* START The input *

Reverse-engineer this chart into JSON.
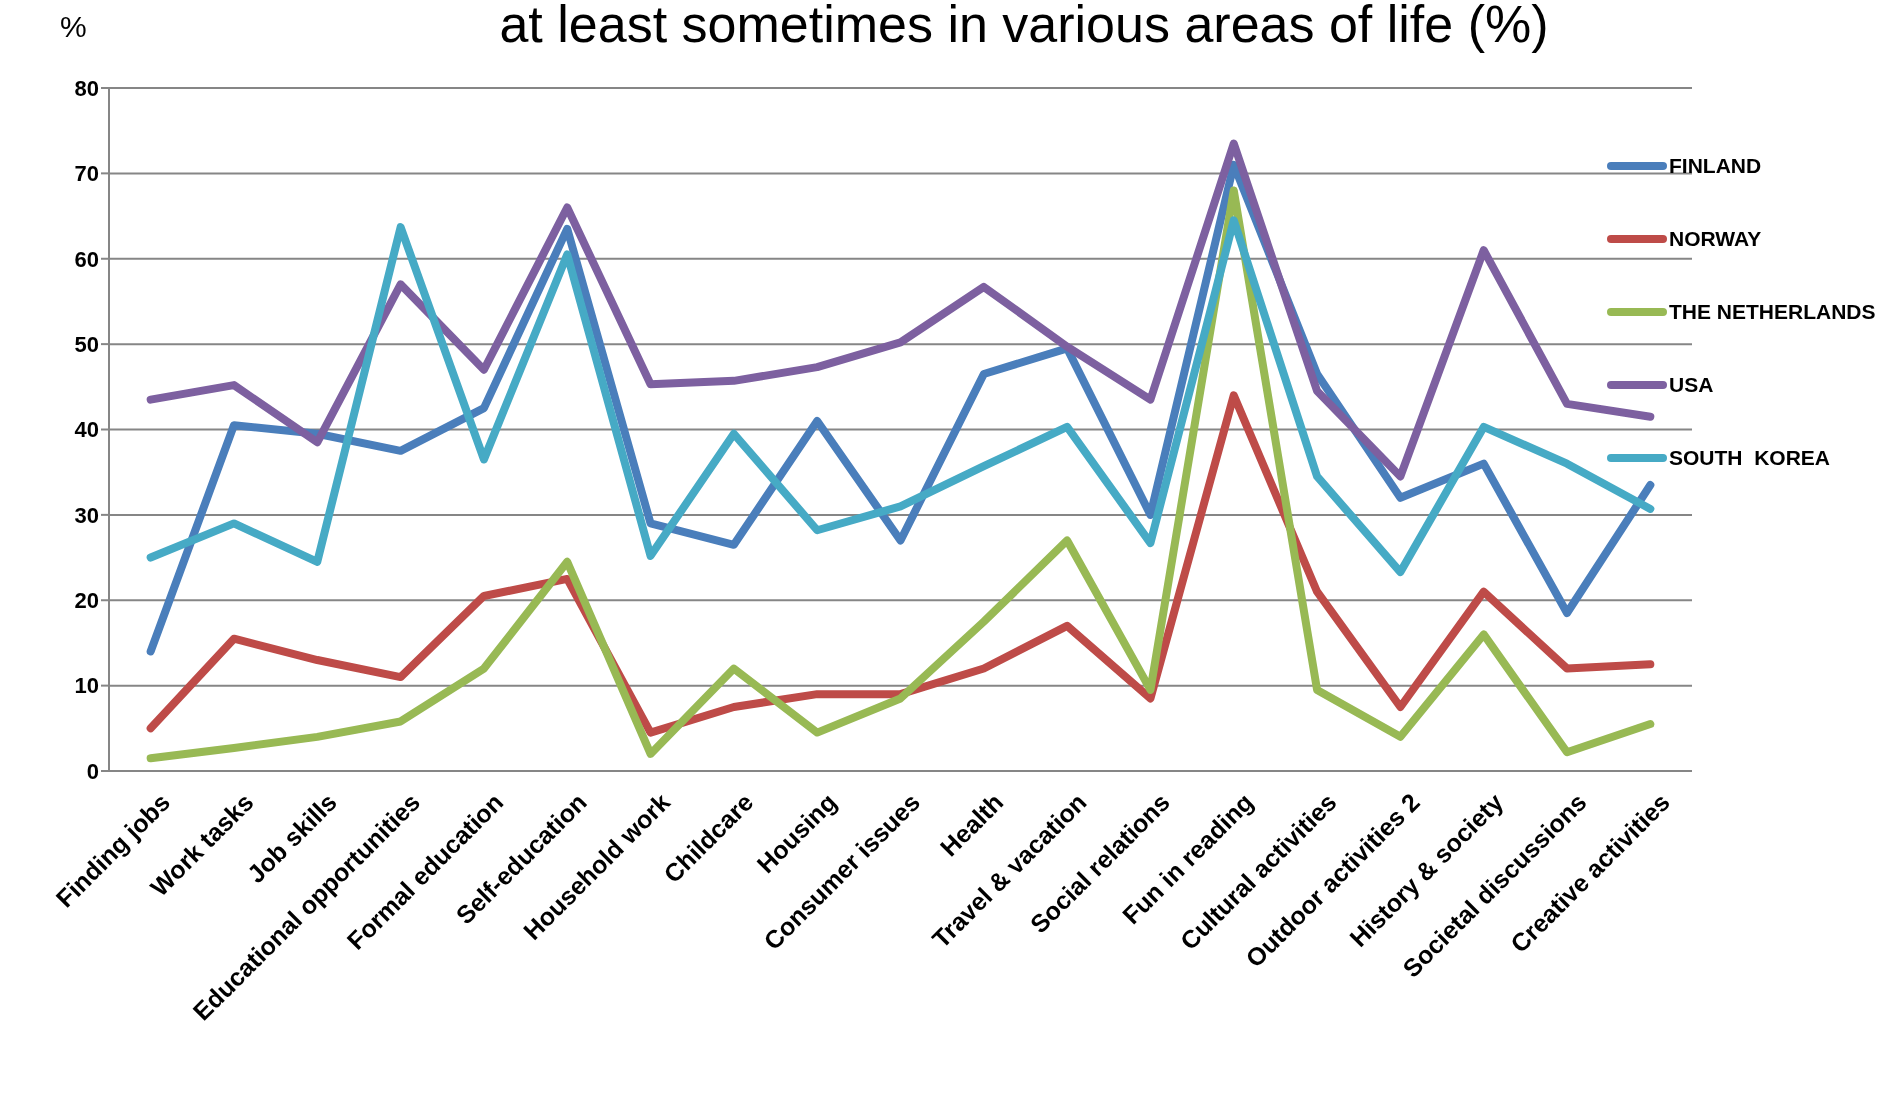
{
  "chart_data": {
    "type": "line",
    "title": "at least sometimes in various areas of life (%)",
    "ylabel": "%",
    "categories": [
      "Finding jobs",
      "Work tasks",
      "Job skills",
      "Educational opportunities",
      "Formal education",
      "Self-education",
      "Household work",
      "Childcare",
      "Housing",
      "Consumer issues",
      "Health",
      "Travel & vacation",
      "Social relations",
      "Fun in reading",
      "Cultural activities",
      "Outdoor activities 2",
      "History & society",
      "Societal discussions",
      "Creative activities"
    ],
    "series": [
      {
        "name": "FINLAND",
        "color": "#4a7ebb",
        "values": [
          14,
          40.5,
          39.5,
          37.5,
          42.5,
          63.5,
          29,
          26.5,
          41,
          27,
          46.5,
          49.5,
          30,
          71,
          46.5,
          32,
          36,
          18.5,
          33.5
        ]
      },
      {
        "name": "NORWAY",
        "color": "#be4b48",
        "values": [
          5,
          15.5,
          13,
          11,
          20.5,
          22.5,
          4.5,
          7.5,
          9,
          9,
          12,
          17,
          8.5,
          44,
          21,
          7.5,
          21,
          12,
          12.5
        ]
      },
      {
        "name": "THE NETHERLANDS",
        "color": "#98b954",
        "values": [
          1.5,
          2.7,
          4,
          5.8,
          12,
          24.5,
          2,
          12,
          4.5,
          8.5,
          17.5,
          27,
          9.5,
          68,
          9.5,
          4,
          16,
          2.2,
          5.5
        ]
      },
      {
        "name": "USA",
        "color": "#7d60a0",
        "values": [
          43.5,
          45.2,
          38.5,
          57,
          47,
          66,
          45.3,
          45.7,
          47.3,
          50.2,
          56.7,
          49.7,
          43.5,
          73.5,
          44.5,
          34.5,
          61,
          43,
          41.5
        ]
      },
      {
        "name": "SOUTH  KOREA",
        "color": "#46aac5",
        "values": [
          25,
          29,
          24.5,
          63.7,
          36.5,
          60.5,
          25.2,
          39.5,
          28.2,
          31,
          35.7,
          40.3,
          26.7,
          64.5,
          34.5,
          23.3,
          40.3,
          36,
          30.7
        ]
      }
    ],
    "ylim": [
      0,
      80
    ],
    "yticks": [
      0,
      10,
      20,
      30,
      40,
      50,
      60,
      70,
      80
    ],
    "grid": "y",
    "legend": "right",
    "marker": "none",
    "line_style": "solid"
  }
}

* END The input *
* START The input *

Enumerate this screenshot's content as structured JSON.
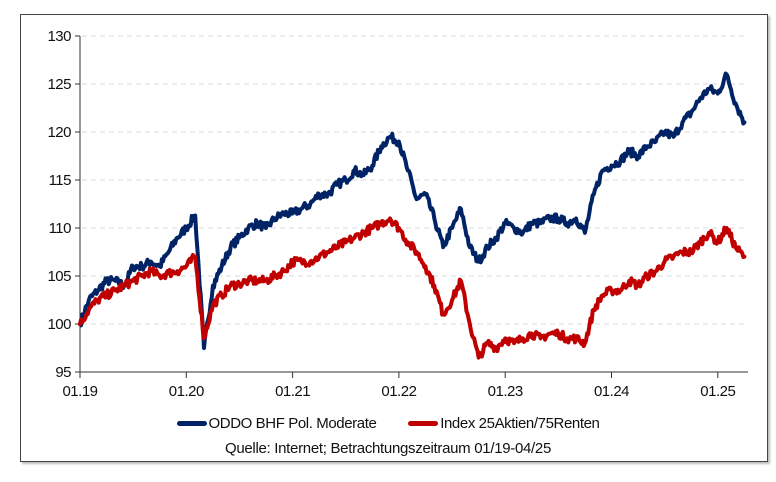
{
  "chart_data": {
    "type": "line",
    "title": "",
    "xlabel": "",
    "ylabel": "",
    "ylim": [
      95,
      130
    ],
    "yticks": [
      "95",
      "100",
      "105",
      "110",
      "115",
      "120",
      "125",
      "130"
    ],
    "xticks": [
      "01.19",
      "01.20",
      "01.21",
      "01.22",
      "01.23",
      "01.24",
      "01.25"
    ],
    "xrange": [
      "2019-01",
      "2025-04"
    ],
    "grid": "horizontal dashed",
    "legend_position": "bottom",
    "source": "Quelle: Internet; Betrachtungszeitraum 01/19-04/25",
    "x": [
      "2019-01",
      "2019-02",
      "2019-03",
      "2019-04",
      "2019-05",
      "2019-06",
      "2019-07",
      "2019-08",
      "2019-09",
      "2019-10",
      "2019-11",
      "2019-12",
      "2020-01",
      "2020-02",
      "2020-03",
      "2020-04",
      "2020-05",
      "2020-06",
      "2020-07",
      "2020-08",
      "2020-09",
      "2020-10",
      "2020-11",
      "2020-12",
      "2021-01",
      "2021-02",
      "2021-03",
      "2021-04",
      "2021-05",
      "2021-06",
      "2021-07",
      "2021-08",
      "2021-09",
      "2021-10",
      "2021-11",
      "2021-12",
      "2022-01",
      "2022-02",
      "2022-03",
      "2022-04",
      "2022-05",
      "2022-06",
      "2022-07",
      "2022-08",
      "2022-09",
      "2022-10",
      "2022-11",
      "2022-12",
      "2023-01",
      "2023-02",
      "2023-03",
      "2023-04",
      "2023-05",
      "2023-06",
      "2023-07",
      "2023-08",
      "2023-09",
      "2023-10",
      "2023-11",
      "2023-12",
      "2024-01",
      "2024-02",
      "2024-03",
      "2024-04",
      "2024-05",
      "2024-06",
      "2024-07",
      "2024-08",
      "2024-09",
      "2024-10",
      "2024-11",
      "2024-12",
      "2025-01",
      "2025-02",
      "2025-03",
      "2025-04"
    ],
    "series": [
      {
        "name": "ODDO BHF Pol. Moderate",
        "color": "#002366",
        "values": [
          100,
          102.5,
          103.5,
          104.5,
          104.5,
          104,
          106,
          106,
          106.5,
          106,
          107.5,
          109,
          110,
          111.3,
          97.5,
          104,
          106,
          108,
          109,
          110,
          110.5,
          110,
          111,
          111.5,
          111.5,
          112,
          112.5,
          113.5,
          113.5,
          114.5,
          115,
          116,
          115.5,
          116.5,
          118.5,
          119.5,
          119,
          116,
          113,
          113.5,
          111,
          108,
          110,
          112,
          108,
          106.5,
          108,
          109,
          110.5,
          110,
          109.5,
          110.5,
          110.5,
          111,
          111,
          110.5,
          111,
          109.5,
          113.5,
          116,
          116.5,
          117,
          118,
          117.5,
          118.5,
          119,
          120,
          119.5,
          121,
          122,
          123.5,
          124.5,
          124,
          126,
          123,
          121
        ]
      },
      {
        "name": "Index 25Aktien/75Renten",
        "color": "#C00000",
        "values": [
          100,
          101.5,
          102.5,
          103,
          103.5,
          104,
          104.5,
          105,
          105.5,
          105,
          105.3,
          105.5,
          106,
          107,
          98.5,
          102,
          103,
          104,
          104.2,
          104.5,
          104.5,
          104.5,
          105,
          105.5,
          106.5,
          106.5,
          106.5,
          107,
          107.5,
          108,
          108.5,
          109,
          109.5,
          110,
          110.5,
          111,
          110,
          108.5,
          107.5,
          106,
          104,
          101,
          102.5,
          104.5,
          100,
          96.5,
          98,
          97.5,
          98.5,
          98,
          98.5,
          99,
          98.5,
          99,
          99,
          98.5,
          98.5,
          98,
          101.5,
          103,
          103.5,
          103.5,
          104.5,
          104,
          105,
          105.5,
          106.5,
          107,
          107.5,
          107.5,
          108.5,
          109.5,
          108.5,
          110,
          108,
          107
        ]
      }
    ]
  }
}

* END The input *

▶ Written exercise
Your task is to gather every line with the word "title" and copy it.

▶ Task answer
    "title": "at least sometimes in various areas of life (%)",
    "title": "",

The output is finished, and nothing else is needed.